--- start Input data ---

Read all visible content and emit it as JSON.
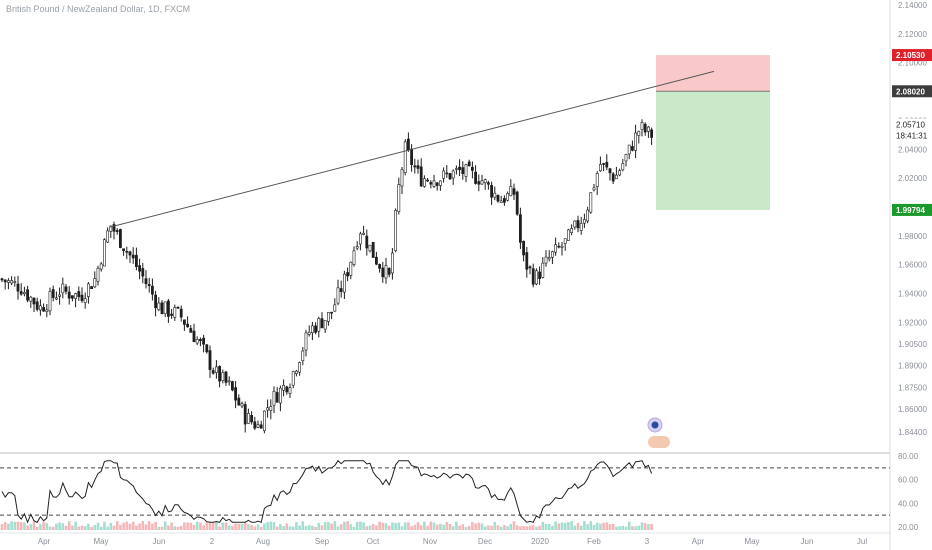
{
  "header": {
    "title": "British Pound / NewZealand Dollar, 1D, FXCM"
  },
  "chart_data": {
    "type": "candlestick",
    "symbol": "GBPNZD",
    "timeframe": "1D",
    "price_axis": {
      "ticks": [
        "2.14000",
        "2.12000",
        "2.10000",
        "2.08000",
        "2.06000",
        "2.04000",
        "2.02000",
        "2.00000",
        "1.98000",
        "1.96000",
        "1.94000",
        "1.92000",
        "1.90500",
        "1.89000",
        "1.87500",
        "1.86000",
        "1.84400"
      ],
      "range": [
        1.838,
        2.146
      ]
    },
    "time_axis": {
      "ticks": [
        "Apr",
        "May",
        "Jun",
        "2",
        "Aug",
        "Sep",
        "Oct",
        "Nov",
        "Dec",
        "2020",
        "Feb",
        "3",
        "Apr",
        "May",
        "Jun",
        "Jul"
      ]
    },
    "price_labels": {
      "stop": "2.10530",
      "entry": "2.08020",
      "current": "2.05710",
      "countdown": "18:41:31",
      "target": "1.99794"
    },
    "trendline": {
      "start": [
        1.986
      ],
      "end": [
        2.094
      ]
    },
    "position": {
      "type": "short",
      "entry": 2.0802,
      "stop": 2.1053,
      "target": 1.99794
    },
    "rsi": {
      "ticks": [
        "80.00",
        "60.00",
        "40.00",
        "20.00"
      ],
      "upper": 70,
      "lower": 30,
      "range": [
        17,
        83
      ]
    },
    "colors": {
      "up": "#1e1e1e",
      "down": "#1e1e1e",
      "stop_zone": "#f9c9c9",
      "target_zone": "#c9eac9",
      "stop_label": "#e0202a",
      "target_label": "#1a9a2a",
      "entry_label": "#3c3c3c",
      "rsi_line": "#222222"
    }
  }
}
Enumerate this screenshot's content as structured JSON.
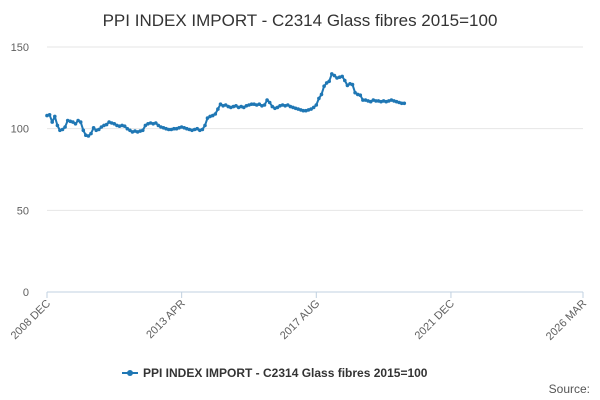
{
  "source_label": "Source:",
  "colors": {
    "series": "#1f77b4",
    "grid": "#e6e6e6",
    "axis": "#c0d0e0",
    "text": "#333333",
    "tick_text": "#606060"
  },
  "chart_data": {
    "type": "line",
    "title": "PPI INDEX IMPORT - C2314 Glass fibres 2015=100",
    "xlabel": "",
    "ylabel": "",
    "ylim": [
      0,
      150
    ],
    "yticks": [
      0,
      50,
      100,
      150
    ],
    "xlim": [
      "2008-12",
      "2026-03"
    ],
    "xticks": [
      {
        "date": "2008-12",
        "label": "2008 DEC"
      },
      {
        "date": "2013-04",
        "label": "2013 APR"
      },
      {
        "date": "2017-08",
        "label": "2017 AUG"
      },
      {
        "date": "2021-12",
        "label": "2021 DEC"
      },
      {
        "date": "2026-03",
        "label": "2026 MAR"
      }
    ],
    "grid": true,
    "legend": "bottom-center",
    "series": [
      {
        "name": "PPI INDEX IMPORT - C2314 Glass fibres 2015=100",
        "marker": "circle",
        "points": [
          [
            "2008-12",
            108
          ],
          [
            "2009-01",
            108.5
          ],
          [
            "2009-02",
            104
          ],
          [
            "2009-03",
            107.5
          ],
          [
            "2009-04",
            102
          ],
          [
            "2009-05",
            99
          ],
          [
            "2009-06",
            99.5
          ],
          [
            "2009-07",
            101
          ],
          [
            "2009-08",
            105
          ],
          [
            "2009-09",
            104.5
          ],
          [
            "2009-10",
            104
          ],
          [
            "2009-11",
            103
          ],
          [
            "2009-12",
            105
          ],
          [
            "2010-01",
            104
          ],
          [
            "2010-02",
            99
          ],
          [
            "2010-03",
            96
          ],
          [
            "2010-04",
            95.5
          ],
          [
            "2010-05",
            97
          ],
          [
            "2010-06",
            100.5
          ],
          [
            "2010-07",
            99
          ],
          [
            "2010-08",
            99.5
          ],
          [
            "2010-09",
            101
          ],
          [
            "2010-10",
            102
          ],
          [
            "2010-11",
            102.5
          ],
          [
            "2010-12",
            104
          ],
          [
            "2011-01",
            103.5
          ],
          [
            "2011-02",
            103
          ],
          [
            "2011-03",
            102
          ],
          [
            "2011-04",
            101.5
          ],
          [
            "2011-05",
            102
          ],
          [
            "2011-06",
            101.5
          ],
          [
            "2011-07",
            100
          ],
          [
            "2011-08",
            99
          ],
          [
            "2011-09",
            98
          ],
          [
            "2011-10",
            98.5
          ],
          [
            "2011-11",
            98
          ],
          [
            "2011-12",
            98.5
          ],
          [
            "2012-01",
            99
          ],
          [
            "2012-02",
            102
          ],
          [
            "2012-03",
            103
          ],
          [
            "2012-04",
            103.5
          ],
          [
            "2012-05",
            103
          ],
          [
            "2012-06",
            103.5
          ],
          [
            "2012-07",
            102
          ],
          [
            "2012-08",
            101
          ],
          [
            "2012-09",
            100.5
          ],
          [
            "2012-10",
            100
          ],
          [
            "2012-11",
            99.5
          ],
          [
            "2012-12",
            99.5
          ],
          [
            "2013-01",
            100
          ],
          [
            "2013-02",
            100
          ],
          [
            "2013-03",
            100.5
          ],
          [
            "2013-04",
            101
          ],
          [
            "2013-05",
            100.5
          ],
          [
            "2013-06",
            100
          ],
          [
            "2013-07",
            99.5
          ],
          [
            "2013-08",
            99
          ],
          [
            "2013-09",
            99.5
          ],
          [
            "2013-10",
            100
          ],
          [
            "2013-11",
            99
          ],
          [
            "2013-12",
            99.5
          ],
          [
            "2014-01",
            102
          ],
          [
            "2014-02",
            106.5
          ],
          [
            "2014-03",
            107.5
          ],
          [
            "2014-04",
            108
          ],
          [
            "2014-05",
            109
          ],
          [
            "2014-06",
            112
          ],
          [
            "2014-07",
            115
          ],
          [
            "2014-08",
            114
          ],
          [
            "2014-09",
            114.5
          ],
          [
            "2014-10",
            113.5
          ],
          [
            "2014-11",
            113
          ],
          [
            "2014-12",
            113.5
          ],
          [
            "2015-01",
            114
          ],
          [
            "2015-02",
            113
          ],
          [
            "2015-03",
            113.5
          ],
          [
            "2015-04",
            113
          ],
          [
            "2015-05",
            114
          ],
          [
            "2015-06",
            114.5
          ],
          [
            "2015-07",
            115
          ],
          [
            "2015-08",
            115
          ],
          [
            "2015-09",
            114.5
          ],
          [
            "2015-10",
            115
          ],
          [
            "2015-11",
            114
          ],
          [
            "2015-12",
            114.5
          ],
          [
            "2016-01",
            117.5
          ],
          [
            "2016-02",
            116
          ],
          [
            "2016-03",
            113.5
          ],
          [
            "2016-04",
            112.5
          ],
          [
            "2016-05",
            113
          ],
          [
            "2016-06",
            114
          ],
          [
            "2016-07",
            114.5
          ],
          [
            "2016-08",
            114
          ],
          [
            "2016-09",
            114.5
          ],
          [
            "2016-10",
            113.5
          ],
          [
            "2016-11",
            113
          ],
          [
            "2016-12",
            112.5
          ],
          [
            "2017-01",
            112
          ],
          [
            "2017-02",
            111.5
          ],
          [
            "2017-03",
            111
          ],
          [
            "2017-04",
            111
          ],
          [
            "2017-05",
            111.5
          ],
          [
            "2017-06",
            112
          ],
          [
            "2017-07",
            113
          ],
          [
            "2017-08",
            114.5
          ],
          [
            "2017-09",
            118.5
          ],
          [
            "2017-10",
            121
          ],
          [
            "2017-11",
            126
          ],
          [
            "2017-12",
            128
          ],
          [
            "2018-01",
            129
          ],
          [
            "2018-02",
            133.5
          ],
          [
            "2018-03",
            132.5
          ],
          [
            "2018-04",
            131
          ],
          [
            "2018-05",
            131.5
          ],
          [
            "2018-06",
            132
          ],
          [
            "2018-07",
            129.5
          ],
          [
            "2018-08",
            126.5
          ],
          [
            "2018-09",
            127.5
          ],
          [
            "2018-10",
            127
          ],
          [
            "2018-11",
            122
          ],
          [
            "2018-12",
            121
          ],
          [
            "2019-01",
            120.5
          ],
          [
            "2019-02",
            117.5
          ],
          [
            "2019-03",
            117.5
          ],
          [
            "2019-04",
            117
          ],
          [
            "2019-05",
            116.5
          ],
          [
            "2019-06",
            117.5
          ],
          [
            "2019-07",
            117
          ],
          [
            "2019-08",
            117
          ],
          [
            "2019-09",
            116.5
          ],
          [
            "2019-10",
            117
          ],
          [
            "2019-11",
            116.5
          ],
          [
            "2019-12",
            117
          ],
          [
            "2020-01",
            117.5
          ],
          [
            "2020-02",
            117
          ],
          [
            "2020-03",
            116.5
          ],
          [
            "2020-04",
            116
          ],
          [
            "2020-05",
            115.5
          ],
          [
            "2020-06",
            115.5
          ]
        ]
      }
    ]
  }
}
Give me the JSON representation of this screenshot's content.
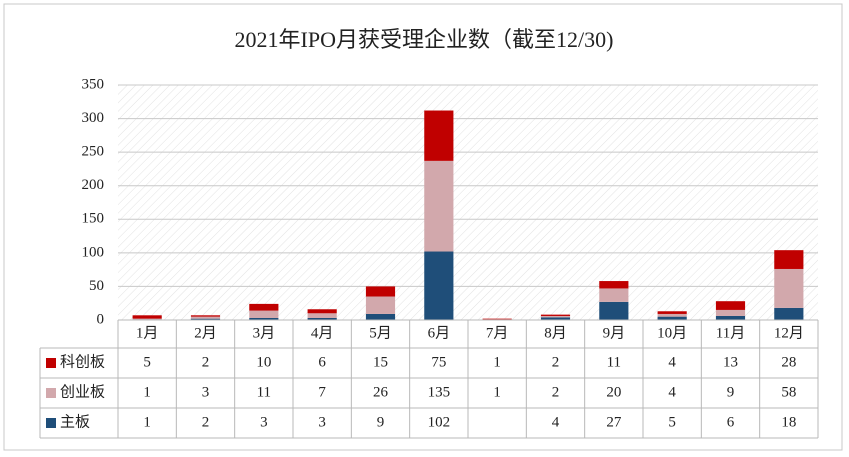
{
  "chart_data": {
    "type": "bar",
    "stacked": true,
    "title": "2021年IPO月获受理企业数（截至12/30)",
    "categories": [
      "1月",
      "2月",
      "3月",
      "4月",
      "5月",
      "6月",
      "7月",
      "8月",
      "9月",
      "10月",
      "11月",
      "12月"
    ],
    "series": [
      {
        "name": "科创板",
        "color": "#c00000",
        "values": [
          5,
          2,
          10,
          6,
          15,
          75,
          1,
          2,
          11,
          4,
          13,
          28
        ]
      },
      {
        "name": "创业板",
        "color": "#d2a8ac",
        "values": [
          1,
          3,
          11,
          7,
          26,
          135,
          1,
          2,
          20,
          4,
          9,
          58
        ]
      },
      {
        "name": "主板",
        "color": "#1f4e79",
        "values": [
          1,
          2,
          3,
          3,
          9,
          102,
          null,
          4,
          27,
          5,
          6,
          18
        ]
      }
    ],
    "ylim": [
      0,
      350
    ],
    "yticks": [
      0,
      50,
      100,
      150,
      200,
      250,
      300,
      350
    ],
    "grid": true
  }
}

--- end Input data ---

• The exercise:
Write out, exactly as given, the line containing "Give me the" and every line after it through the end, with no pictures.

• Solution for this problem:
Give me the JSON representation of this screenshot's content.
{
  "chart_data": {
    "type": "bar",
    "stacked": true,
    "title": "2021年IPO月获受理企业数（截至12/30)",
    "categories": [
      "1月",
      "2月",
      "3月",
      "4月",
      "5月",
      "6月",
      "7月",
      "8月",
      "9月",
      "10月",
      "11月",
      "12月"
    ],
    "series": [
      {
        "name": "科创板",
        "color": "#c00000",
        "values": [
          5,
          2,
          10,
          6,
          15,
          75,
          1,
          2,
          11,
          4,
          13,
          28
        ]
      },
      {
        "name": "创业板",
        "color": "#d2a8ac",
        "values": [
          1,
          3,
          11,
          7,
          26,
          135,
          1,
          2,
          20,
          4,
          9,
          58
        ]
      },
      {
        "name": "主板",
        "color": "#1f4e79",
        "values": [
          1,
          2,
          3,
          3,
          9,
          102,
          null,
          4,
          27,
          5,
          6,
          18
        ]
      }
    ],
    "ylim": [
      0,
      350
    ],
    "yticks": [
      0,
      50,
      100,
      150,
      200,
      250,
      300,
      350
    ],
    "grid": true
  }
}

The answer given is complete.